PROBLEM DETAILS
Which lines hold the word "Right"? Show each of them.

Data records:
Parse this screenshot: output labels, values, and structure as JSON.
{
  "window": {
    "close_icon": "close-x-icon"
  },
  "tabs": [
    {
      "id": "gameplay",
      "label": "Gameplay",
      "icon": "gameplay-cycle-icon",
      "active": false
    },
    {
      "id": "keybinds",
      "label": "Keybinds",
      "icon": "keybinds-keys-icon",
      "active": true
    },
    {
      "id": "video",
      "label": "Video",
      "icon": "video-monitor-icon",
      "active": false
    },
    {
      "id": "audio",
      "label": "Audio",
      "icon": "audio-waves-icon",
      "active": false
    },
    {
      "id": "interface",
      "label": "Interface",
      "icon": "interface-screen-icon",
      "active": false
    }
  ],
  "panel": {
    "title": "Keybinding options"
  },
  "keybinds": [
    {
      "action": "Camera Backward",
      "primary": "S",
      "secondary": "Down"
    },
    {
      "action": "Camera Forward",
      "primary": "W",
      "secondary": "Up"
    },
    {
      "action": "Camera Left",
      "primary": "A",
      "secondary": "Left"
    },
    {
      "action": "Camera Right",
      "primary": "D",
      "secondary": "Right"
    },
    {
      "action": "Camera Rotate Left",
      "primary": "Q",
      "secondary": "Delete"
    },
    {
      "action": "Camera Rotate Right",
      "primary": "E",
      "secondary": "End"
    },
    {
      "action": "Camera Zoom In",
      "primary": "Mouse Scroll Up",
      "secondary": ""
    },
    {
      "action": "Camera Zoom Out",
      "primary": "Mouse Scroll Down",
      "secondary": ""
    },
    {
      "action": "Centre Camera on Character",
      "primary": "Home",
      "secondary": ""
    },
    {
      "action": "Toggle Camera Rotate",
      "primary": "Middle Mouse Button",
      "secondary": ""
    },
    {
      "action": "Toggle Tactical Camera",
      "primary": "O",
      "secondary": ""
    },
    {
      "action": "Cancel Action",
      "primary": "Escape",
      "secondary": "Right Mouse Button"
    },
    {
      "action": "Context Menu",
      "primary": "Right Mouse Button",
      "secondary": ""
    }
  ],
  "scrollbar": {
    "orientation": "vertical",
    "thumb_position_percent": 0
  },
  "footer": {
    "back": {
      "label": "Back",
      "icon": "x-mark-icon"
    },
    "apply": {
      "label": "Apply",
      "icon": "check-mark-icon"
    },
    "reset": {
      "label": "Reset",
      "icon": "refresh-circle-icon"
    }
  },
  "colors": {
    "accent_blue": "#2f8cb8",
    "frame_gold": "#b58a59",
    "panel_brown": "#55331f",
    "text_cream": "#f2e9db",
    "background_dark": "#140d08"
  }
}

RESULT
      "action": "Camera Right",
      "secondary": "Right"
      "action": "Camera Rotate Right",
      "secondary": "Right Mouse Button"
      "primary": "Right Mouse Button",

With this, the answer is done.